Task brief. Starting at the top of the records and going through the line with "highlight-box-additional-options (206, 356, 428, 384)", give those lines again with "Browse Information" renamed to "Source Browsing" and nothing else changed.

Records from a data collection.
========================================================================

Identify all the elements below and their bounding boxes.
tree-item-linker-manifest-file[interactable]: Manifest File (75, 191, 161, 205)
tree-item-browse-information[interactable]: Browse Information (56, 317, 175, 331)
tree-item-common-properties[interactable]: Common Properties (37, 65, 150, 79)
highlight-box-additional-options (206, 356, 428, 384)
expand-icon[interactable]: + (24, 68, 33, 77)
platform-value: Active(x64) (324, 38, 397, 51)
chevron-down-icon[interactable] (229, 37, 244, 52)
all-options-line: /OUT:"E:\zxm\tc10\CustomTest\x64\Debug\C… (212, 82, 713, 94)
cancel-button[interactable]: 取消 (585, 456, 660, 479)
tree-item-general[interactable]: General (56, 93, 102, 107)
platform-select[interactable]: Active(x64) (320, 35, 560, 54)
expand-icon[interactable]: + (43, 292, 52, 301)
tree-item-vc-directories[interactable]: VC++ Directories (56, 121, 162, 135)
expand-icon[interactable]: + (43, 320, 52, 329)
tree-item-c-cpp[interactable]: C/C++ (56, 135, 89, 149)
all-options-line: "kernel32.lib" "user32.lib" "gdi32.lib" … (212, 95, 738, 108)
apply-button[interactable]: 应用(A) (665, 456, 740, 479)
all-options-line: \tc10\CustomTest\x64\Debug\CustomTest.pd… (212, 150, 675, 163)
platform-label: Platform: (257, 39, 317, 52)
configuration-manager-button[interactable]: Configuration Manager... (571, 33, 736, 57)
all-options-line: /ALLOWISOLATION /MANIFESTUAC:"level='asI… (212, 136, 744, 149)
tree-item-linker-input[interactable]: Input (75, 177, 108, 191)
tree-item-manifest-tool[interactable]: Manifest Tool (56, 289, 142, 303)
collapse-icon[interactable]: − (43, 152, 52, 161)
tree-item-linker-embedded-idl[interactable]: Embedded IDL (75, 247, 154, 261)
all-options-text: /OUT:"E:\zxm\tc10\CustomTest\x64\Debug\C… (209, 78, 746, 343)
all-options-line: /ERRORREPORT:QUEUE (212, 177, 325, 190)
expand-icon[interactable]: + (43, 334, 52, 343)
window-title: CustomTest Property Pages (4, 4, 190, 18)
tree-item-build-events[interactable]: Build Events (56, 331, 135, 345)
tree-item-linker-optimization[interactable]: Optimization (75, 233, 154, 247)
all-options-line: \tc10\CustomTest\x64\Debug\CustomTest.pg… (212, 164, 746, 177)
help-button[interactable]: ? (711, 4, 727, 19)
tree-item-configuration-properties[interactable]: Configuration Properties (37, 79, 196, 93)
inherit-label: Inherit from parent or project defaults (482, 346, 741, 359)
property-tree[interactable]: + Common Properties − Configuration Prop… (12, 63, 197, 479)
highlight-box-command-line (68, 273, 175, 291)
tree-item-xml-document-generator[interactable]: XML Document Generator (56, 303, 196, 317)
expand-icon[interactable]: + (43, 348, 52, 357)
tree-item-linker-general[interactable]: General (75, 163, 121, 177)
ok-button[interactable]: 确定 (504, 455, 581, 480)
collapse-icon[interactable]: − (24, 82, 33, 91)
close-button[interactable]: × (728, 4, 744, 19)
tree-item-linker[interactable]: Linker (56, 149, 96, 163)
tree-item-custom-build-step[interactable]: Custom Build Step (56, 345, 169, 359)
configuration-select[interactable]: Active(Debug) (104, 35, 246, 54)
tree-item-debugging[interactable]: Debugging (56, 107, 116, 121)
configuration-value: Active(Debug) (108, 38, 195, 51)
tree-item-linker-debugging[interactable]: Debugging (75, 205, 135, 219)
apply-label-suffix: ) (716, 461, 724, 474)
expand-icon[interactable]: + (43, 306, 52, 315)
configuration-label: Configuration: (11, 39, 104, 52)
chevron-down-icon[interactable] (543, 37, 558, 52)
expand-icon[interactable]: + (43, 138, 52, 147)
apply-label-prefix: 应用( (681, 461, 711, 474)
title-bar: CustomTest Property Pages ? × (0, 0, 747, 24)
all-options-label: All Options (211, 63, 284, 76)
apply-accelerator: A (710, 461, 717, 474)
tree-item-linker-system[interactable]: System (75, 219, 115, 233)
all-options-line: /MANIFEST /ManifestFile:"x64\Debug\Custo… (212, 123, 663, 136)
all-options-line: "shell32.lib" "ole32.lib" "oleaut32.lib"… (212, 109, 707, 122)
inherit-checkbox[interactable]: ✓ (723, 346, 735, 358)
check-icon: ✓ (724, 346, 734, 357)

========================================================================

Response to the task.
Identify all the elements below and their bounding boxes.
tree-item-linker-manifest-file[interactable]: Manifest File (75, 191, 161, 205)
tree-item-browse-information[interactable]: Source Browsing (56, 317, 175, 331)
tree-item-common-properties[interactable]: Common Properties (37, 65, 150, 79)
highlight-box-additional-options (206, 356, 428, 384)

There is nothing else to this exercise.